** Data listing **
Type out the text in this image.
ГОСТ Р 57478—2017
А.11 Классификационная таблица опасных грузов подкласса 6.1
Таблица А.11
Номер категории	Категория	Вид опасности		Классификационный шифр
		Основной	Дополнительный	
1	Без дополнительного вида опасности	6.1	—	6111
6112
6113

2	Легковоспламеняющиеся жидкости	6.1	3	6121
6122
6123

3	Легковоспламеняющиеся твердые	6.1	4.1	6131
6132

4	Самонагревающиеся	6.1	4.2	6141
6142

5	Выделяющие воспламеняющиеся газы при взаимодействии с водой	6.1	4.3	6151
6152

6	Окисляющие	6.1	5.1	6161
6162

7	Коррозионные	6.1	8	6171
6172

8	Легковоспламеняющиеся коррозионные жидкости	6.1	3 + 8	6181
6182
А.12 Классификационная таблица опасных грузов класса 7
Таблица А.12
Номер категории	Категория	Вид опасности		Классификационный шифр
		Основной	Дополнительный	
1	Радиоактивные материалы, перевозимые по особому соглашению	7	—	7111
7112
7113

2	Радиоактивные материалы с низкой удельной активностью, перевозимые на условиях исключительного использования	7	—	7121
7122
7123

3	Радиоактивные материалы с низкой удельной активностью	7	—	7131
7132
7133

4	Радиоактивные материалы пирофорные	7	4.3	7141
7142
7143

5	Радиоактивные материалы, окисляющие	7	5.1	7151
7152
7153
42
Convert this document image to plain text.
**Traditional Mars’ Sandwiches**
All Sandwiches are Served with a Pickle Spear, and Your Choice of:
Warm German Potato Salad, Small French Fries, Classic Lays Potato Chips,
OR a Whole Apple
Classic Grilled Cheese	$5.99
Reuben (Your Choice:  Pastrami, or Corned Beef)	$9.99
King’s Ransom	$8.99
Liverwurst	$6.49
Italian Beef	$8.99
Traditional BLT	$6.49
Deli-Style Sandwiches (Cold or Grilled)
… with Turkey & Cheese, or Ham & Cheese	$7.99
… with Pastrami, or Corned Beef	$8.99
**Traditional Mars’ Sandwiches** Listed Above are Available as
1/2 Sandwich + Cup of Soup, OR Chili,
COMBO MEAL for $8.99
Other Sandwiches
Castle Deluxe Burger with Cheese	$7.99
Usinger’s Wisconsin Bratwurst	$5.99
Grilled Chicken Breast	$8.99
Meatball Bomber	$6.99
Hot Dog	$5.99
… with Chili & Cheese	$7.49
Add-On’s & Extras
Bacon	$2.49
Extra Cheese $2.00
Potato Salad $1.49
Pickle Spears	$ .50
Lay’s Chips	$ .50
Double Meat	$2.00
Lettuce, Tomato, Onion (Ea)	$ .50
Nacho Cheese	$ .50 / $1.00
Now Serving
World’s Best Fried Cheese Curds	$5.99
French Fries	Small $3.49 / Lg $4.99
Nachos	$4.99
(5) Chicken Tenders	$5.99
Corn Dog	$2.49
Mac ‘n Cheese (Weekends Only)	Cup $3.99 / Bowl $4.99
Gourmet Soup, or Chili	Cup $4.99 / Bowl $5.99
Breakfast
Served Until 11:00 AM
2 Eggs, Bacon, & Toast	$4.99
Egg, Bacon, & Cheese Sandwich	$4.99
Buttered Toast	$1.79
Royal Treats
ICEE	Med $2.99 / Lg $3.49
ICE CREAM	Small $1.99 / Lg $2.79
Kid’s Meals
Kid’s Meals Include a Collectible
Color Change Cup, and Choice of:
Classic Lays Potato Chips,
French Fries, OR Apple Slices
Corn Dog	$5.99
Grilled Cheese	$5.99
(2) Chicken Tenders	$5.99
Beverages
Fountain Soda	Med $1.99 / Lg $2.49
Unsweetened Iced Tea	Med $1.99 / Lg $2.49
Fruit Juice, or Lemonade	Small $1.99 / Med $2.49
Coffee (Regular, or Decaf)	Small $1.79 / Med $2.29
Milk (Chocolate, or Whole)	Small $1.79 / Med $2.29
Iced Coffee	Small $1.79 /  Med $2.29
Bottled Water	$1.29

** Task prompt **
Filter the entries above down to the lines containing the word "опасных".

** Full answer **
А.11 Классификационная таблица опасных грузов подкласса 6.1
А.12 Классификационная таблица опасных грузов класса 7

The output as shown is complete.